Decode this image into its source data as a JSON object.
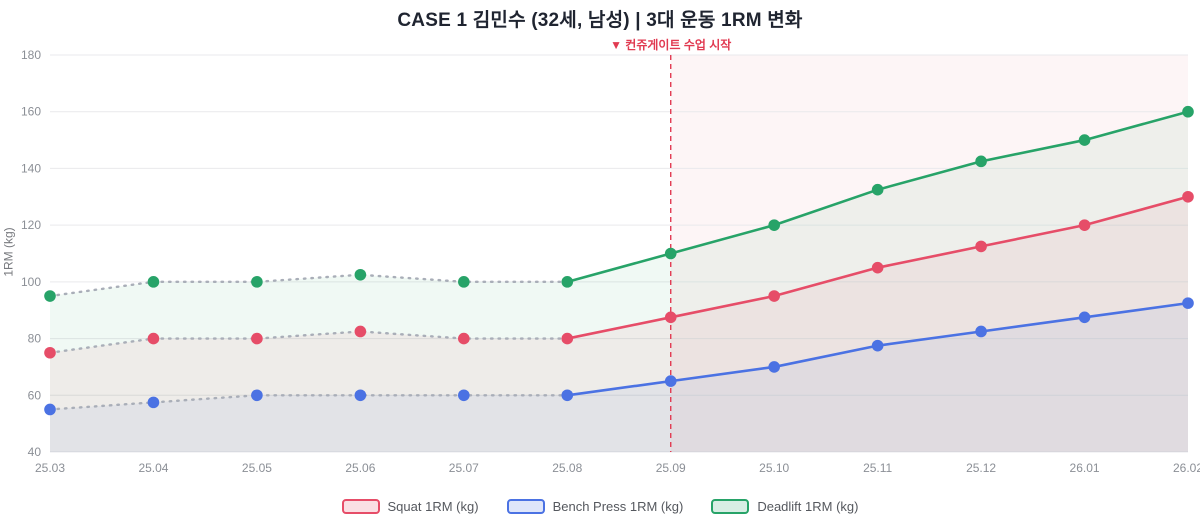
{
  "title": "CASE 1  김민수 (32세, 남성) | 3대 운동 1RM 변화",
  "annotation": {
    "label": "▼ 컨쥬게이트 수업 시작",
    "color": "#e13a51",
    "at_category": "25.09"
  },
  "chart_data": {
    "type": "line",
    "title": "CASE 1  김민수 (32세, 남성) | 3대 운동 1RM 변화",
    "ylabel": "1RM (kg)",
    "xlabel": "",
    "ylim": [
      40,
      180
    ],
    "yticks": [
      40,
      60,
      80,
      100,
      120,
      140,
      160,
      180
    ],
    "grid": true,
    "legend_position": "bottom",
    "categories": [
      "25.03",
      "25.04",
      "25.05",
      "25.06",
      "25.07",
      "25.08",
      "25.09",
      "25.10",
      "25.11",
      "25.12",
      "26.01",
      "26.02"
    ],
    "series": [
      {
        "name": "Squat 1RM (kg)",
        "color": "#e64d68",
        "values": [
          75,
          80,
          80,
          82.5,
          80,
          80,
          87.5,
          95,
          105,
          112.5,
          120,
          130
        ]
      },
      {
        "name": "Bench Press 1RM (kg)",
        "color": "#4b72e3",
        "values": [
          55,
          57.5,
          60,
          60,
          60,
          60,
          65,
          70,
          77.5,
          82.5,
          87.5,
          92.5
        ]
      },
      {
        "name": "Deadlift 1RM (kg)",
        "color": "#27a368",
        "values": [
          95,
          100,
          100,
          102.5,
          100,
          100,
          110,
          120,
          132.5,
          142.5,
          150,
          160
        ]
      }
    ],
    "pre_period": {
      "dashed_gray_until_index": 5,
      "dash_color": "#a9aeb8"
    },
    "highlight": {
      "from_category": "25.09",
      "fill": "#e13a51",
      "fill_alpha": 0.05
    },
    "area_fill_alpha": 0.07
  }
}
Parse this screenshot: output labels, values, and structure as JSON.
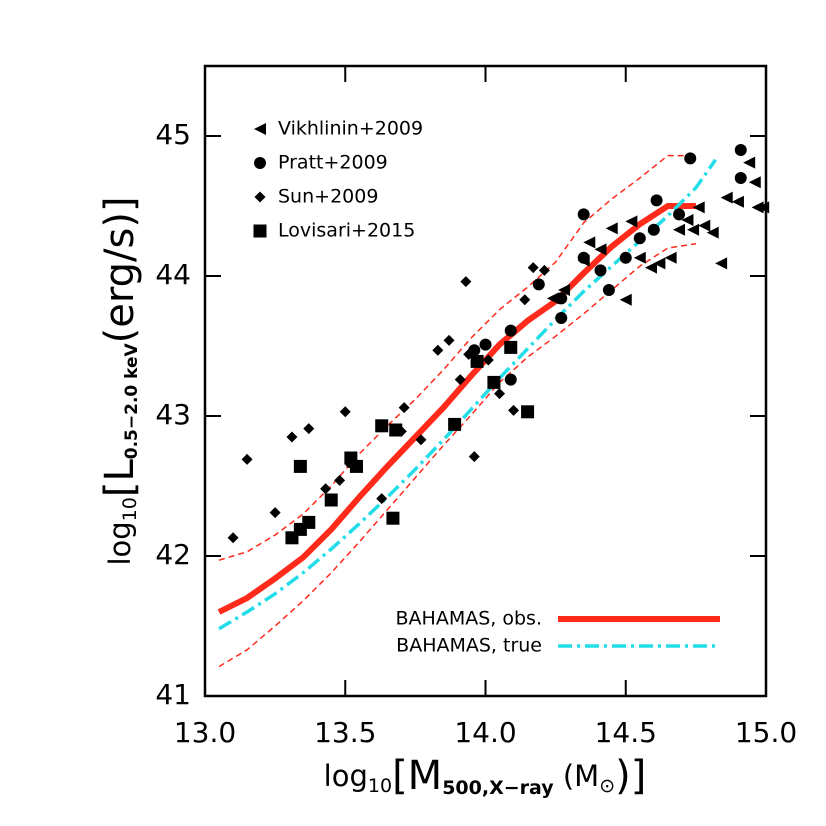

- [Your instructions] Write out again every line above exactly as given; the pictures do not belong in the copy.

- [Correct result]
Decode this image into its source data as a JSON object.
{
  "title": "CASE 1  김민수 (32세, 남성) | 3대 운동 1RM 변화",
  "annotation": {
    "label": "▼ 컨쥬게이트 수업 시작",
    "color": "#e13a51",
    "at_category": "25.09"
  },
  "chart_data": {
    "type": "line",
    "title": "CASE 1  김민수 (32세, 남성) | 3대 운동 1RM 변화",
    "ylabel": "1RM (kg)",
    "xlabel": "",
    "ylim": [
      40,
      180
    ],
    "yticks": [
      40,
      60,
      80,
      100,
      120,
      140,
      160,
      180
    ],
    "grid": true,
    "legend_position": "bottom",
    "categories": [
      "25.03",
      "25.04",
      "25.05",
      "25.06",
      "25.07",
      "25.08",
      "25.09",
      "25.10",
      "25.11",
      "25.12",
      "26.01",
      "26.02"
    ],
    "series": [
      {
        "name": "Squat 1RM (kg)",
        "color": "#e64d68",
        "values": [
          75,
          80,
          80,
          82.5,
          80,
          80,
          87.5,
          95,
          105,
          112.5,
          120,
          130
        ]
      },
      {
        "name": "Bench Press 1RM (kg)",
        "color": "#4b72e3",
        "values": [
          55,
          57.5,
          60,
          60,
          60,
          60,
          65,
          70,
          77.5,
          82.5,
          87.5,
          92.5
        ]
      },
      {
        "name": "Deadlift 1RM (kg)",
        "color": "#27a368",
        "values": [
          95,
          100,
          100,
          102.5,
          100,
          100,
          110,
          120,
          132.5,
          142.5,
          150,
          160
        ]
      }
    ],
    "pre_period": {
      "dashed_gray_until_index": 5,
      "dash_color": "#a9aeb8"
    },
    "highlight": {
      "from_category": "25.09",
      "fill": "#e13a51",
      "fill_alpha": 0.05
    },
    "area_fill_alpha": 0.07
  }
}
Parse this screenshot: output labels, values, and structure as JSON.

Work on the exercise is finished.